**Set problem**
Select from the records below every line that has the word "Column" in it.

Figure collection entries
^^^^

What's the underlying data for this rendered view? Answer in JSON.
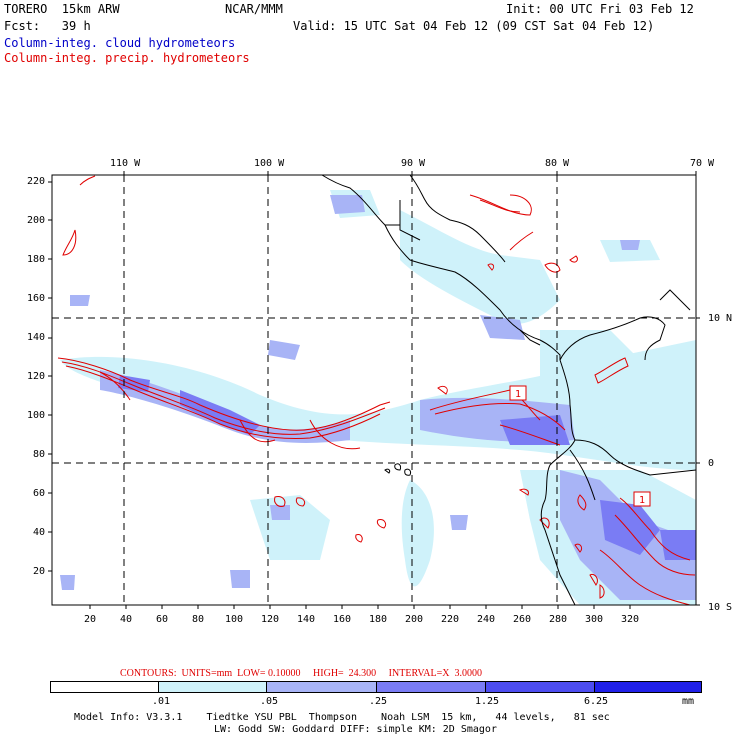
{
  "header": {
    "model": "TORERO  15km ARW",
    "org": "NCAR/MMM",
    "init": "Init: 00 UTC Fri 03 Feb 12",
    "fcst": "Fcst:   39 h",
    "valid": "Valid: 15 UTC Sat 04 Feb 12 (09 CST Sat 04 Feb 12)",
    "field1": "Column-integ. cloud hydrometeors",
    "field2": "Column-integ. precip. hydrometeors"
  },
  "map": {
    "lon_labels": [
      "110 W",
      "100 W",
      "90 W",
      "80 W",
      "70 W"
    ],
    "lat_labels": [
      "10 N",
      "0",
      "10 S"
    ],
    "y_ticks": [
      "220",
      "200",
      "180",
      "160",
      "140",
      "120",
      "100",
      "80",
      "60",
      "40",
      "20"
    ],
    "x_ticks": [
      "20",
      "40",
      "60",
      "80",
      "100",
      "120",
      "140",
      "160",
      "180",
      "200",
      "220",
      "240",
      "260",
      "280",
      "300",
      "320"
    ],
    "contour_labels": [
      "1",
      "1"
    ]
  },
  "contour_info": "CONTOURS:  UNITS=mm  LOW= 0.10000     HIGH=  24.300     INTERVAL=X  3.0000",
  "colorbar": {
    "labels": [
      ".01",
      ".05",
      ".25",
      "1.25",
      "6.25"
    ],
    "unit": "mm",
    "colors": [
      "#ffffff",
      "#cff2fa",
      "#a8b4f6",
      "#7a7cf4",
      "#4d4df0",
      "#2020e8"
    ]
  },
  "footer": {
    "line1": "Model Info: V3.3.1    Tiedtke YSU PBL  Thompson    Noah LSM  15 km,   44 levels,   81 sec",
    "line2": "LW: Godd SW: Goddard DIFF: simple KM: 2D Smagor"
  }
}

^^^^

**Task output**
    "field1": "Column-integ. cloud hydrometeors",
    "field2": "Column-integ. precip. hydrometeors"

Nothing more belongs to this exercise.